## STATED GOAL
Copy every record below exactly.

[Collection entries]
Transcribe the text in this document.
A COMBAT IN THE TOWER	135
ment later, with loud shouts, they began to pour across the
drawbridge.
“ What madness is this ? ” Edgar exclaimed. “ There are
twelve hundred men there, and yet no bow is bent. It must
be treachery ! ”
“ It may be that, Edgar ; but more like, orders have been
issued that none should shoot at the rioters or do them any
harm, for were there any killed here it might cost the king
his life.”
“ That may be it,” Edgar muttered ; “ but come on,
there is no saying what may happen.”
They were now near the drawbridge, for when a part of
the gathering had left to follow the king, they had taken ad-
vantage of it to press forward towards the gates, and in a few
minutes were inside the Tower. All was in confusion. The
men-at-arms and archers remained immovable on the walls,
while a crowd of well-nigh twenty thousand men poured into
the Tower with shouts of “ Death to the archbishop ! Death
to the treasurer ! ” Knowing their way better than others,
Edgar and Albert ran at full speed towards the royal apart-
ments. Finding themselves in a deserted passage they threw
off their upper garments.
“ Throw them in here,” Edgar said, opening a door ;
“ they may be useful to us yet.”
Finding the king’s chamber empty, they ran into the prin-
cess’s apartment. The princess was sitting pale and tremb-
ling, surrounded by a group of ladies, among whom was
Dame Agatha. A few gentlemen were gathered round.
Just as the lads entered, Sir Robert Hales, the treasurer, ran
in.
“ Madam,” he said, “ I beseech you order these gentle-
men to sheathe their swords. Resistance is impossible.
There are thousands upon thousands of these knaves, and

## RESULT OF THIS EXERCISE
Transcribe the text in this document.
A COMBAT IN THE TOWER	135
ment later, with loud shouts, they began to pour across the
drawbridge.
“ What madness is this ? ” Edgar exclaimed. “ There are
twelve hundred men there, and yet no bow is bent. It must
be treachery ! ”
“ It may be that, Edgar ; but more like, orders have been
issued that none should shoot at the rioters or do them any
harm, for were there any killed here it might cost the king
his life.”
“ That may be it,” Edgar muttered ; “ but come on,
there is no saying what may happen.”
They were now near the drawbridge, for when a part of
the gathering had left to follow the king, they had taken ad-
vantage of it to press forward towards the gates, and in a few
minutes were inside the Tower. All was in confusion. The
men-at-arms and archers remained immovable on the walls,
while a crowd of well-nigh twenty thousand men poured into
the Tower with shouts of “ Death to the archbishop ! Death
to the treasurer ! ” Knowing their way better than others,
Edgar and Albert ran at full speed towards the royal apart-
ments. Finding themselves in a deserted passage they threw
off their upper garments.
“ Throw them in here,” Edgar said, opening a door ;
“ they may be useful to us yet.”
Finding the king’s chamber empty, they ran into the prin-
cess’s apartment. The princess was sitting pale and tremb-
ling, surrounded by a group of ladies, among whom was
Dame Agatha. A few gentlemen were gathered round.
Just as the lads entered, Sir Robert Hales, the treasurer, ran
in.
“ Madam,” he said, “ I beseech you order these gentle-
men to sheathe their swords. Resistance is impossible.
There are thousands upon thousands of these knaves, and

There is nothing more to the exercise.